▶ **WHAT IS NEEDED**
Copy the material unchanged, starting at its beginning and ending with the line that contains "The magnetic pole 11a is at (377, 578).", including both ends. Omit the pictures from your copy.

▶ **Entries drawn from a collection**
>>>

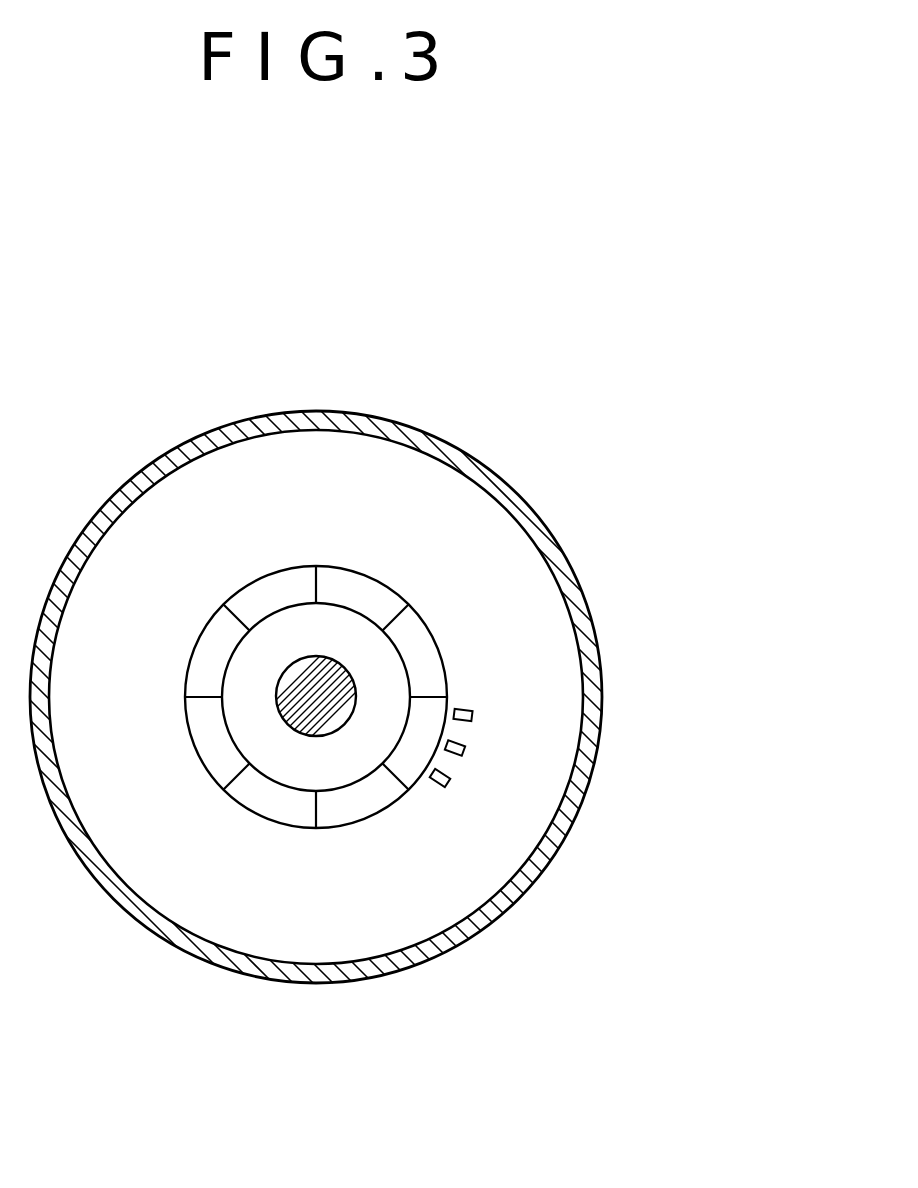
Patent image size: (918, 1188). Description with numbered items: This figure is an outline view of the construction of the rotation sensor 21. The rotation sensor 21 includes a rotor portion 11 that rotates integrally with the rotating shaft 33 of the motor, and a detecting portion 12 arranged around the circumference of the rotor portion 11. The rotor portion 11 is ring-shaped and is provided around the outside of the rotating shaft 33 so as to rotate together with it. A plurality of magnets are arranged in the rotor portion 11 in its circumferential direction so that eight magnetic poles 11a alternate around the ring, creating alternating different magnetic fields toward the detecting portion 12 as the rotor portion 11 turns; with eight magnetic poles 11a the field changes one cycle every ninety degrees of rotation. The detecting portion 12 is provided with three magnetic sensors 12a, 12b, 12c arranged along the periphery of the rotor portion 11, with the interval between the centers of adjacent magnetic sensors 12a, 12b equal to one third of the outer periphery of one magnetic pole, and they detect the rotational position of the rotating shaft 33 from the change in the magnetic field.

The rotor portion 11 is at (298, 568).
The magnetic pole 11a is at (377, 578).
The detecting portion 12 is at (600, 773).
The magnetic sensor 12a is at (472, 713).
The magnetic sensor 12b is at (463, 747).
The magnetic sensor 12c is at (447, 782).
The rotation sensor 21 is at (525, 402).
The rotating shaft 33 is at (295, 727).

<<<

▶ **OUTPUT FOR THIS TASK**
Patent image size: (918, 1188). Description with numbered items: This figure is an outline view of the construction of the rotation sensor 21. The rotation sensor 21 includes a rotor portion 11 that rotates integrally with the rotating shaft 33 of the motor, and a detecting portion 12 arranged around the circumference of the rotor portion 11. The rotor portion 11 is ring-shaped and is provided around the outside of the rotating shaft 33 so as to rotate together with it. A plurality of magnets are arranged in the rotor portion 11 in its circumferential direction so that eight magnetic poles 11a alternate around the ring, creating alternating different magnetic fields toward the detecting portion 12 as the rotor portion 11 turns; with eight magnetic poles 11a the field changes one cycle every ninety degrees of rotation. The detecting portion 12 is provided with three magnetic sensors 12a, 12b, 12c arranged along the periphery of the rotor portion 11, with the interval between the centers of adjacent magnetic sensors 12a, 12b equal to one third of the outer periphery of one magnetic pole, and they detect the rotational position of the rotating shaft 33 from the change in the magnetic field.

The rotor portion 11 is at (298, 568).
The magnetic pole 11a is at (377, 578).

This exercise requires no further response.